Reproduce the part of the guide on forking your own GitHub repo between "While forking your" and "quite easy actually).", inclusive, substituting "articles" for "posts".

> **Page**:

▼

How to fork your own repo in Github

While forking your own repo sounds like it should be fairly obvious, its definitely not.
I searched around a bit and found a bunch of circular references to other posts about how to do it, and none were very clear. So I’m posting this to try to make it as clear as possible how to fork your own repo (and its quite easy actually).

Create a new blank repo

First, create a new blank repo that you want to ultimately be a fork of your existing repo. We will call this new repo “forkedrepo”.

▲

> **Recorded data**:
▼

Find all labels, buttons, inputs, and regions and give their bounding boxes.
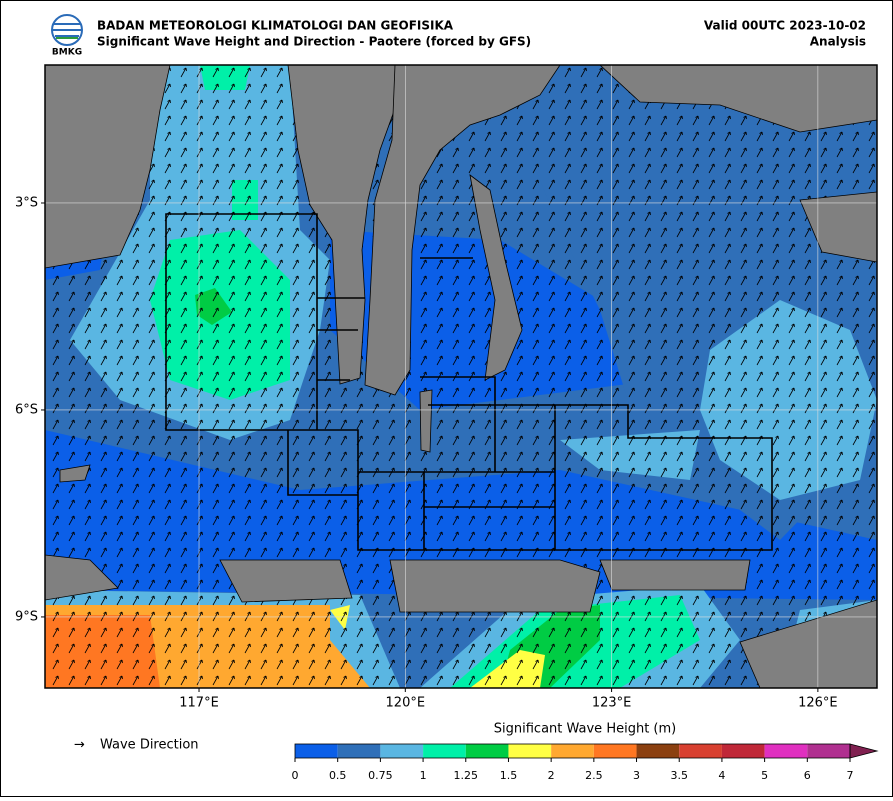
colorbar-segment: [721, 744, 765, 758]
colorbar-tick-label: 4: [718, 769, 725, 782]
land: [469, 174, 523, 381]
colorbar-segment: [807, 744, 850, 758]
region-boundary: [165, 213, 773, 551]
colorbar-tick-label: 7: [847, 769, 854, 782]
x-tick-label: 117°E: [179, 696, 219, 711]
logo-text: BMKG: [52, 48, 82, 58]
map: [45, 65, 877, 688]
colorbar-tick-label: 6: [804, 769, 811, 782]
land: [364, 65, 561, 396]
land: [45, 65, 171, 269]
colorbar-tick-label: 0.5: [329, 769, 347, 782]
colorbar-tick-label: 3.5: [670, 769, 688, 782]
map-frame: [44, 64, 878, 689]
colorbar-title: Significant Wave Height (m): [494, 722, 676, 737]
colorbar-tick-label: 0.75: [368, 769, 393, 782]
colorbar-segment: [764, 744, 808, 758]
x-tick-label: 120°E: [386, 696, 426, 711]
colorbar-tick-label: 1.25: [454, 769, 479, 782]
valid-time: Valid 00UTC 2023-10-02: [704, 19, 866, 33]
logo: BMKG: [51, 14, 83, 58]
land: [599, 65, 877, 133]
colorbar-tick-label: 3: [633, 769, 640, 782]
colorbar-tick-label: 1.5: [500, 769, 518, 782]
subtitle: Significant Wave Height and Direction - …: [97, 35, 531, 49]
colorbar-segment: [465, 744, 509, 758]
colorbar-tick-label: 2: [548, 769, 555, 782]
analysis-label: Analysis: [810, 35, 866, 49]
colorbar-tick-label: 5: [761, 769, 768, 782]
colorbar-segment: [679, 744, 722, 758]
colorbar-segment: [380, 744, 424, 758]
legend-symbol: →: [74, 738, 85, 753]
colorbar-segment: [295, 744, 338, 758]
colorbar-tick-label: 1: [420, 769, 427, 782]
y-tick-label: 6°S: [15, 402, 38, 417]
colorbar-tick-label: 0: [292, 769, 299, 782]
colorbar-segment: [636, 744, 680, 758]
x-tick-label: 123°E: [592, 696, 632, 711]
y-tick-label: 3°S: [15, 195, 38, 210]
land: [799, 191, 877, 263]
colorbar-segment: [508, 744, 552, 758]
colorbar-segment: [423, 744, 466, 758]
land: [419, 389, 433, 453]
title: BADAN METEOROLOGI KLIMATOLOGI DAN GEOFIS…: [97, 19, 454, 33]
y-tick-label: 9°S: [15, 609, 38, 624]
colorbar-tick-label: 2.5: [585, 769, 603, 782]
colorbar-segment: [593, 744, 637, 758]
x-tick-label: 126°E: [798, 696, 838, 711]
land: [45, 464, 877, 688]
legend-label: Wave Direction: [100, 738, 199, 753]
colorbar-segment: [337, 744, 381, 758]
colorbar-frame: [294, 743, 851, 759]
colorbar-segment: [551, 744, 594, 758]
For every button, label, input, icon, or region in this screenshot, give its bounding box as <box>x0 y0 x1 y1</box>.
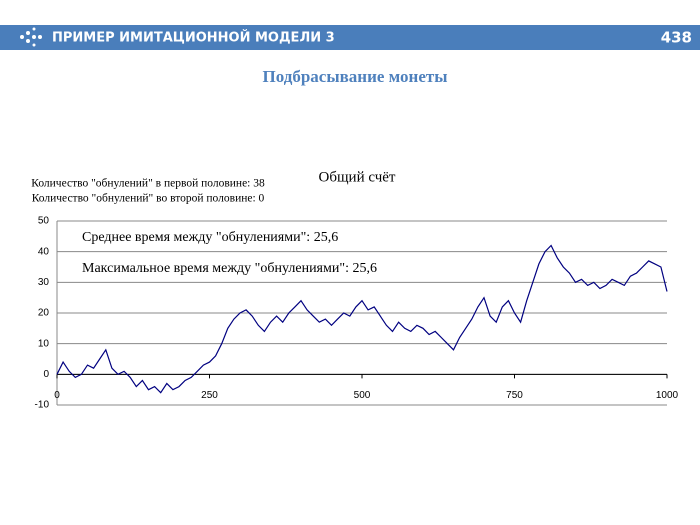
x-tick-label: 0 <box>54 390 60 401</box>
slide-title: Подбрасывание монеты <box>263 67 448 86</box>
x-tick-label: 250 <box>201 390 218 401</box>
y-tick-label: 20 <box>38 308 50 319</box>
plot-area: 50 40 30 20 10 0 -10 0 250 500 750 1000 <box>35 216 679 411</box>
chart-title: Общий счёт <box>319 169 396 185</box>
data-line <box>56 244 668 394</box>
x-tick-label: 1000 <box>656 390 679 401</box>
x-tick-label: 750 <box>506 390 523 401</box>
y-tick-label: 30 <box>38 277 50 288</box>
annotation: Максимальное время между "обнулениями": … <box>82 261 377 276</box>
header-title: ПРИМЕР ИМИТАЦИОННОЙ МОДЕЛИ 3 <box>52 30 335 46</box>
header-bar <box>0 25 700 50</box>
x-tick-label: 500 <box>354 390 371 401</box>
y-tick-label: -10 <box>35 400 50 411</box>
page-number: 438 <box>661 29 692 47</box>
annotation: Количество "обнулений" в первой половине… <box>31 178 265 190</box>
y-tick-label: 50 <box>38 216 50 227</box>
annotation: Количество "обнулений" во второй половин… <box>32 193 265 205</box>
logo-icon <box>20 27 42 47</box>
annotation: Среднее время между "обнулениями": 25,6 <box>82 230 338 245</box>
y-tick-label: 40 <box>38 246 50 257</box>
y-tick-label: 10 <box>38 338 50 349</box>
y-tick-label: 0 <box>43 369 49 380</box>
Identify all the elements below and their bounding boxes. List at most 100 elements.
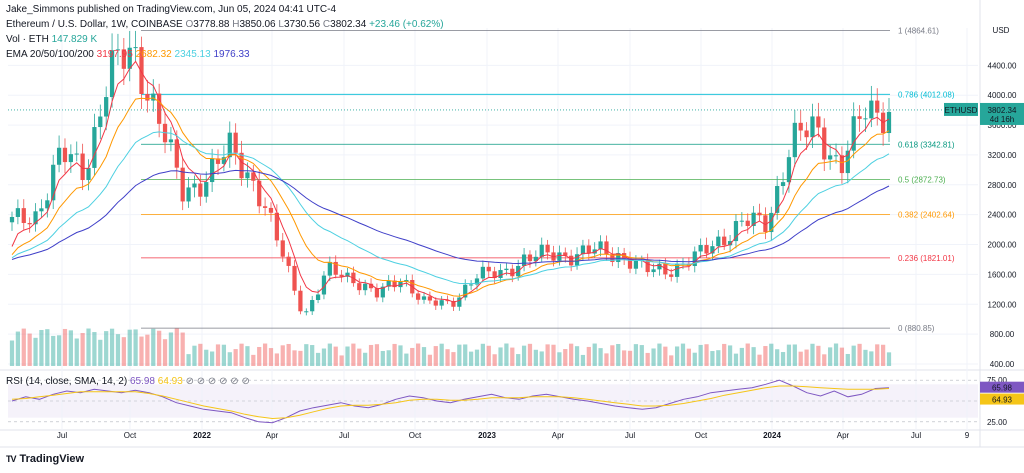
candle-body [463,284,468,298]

▲

> **Result**:
While forking your own repo sounds like it should be fairly obvious, its definitely not.
I searched around a bit and found a bunch of circular references to other articles about how to do it, and none were very clear. So I’m posting this to try to make it as clear as possible how to fork your own repo (and its quite easy actually).